=== Dataset rows for document pages ===
──────────
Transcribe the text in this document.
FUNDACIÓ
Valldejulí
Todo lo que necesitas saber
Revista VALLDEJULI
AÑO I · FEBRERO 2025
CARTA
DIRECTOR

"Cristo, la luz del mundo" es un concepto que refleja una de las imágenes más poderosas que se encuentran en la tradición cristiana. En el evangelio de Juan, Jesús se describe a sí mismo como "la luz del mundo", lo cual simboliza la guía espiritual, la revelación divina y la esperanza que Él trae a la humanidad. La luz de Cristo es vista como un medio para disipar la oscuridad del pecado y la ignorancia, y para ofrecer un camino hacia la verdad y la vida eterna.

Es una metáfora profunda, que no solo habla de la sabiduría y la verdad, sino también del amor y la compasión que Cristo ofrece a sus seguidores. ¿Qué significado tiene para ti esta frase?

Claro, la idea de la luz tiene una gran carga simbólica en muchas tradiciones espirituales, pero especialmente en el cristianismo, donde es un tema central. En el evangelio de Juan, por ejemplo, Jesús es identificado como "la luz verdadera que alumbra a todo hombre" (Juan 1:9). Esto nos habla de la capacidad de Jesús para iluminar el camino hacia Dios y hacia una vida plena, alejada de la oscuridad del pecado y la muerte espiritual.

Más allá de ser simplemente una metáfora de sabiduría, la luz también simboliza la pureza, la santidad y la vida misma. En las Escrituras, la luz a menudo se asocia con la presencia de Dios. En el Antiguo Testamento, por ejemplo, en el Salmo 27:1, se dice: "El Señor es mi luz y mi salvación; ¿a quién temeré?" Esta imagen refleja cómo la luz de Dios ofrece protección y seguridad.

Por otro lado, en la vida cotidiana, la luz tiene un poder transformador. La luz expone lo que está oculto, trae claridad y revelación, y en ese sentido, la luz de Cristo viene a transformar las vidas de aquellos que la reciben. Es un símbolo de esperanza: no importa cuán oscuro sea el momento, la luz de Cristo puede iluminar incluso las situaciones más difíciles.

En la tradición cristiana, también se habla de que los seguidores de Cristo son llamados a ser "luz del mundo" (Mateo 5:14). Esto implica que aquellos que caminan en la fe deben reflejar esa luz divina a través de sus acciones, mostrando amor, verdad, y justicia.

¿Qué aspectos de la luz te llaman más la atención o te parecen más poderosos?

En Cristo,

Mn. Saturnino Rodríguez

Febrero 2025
──────────
=== Instructions to follow ===
The full set of lines above should be retyped without a single change.

=== Exercise answer ===
Transcribe the text in this document.
FUNDACIÓ
Valldejulí
Todo lo que necesitas saber
Revista VALLDEJULI
AÑO I · FEBRERO 2025
CARTA
DIRECTOR

"Cristo, la luz del mundo" es un concepto que refleja una de las imágenes más poderosas que se encuentran en la tradición cristiana. En el evangelio de Juan, Jesús se describe a sí mismo como "la luz del mundo", lo cual simboliza la guía espiritual, la revelación divina y la esperanza que Él trae a la humanidad. La luz de Cristo es vista como un medio para disipar la oscuridad del pecado y la ignorancia, y para ofrecer un camino hacia la verdad y la vida eterna.

Es una metáfora profunda, que no solo habla de la sabiduría y la verdad, sino también del amor y la compasión que Cristo ofrece a sus seguidores. ¿Qué significado tiene para ti esta frase?

Claro, la idea de la luz tiene una gran carga simbólica en muchas tradiciones espirituales, pero especialmente en el cristianismo, donde es un tema central. En el evangelio de Juan, por ejemplo, Jesús es identificado como "la luz verdadera que alumbra a todo hombre" (Juan 1:9). Esto nos habla de la capacidad de Jesús para iluminar el camino hacia Dios y hacia una vida plena, alejada de la oscuridad del pecado y la muerte espiritual.

Más allá de ser simplemente una metáfora de sabiduría, la luz también simboliza la pureza, la santidad y la vida misma. En las Escrituras, la luz a menudo se asocia con la presencia de Dios. En el Antiguo Testamento, por ejemplo, en el Salmo 27:1, se dice: "El Señor es mi luz y mi salvación; ¿a quién temeré?" Esta imagen refleja cómo la luz de Dios ofrece protección y seguridad.

Por otro lado, en la vida cotidiana, la luz tiene un poder transformador. La luz expone lo que está oculto, trae claridad y revelación, y en ese sentido, la luz de Cristo viene a transformar las vidas de aquellos que la reciben. Es un símbolo de esperanza: no importa cuán oscuro sea el momento, la luz de Cristo puede iluminar incluso las situaciones más difíciles.

En la tradición cristiana, también se habla de que los seguidores de Cristo son llamados a ser "luz del mundo" (Mateo 5:14). Esto implica que aquellos que caminan en la fe deben reflejar esa luz divina a través de sus acciones, mostrando amor, verdad, y justicia.

¿Qué aspectos de la luz te llaman más la atención o te parecen más poderosos?

En Cristo,

Mn. Saturnino Rodríguez

Febrero 2025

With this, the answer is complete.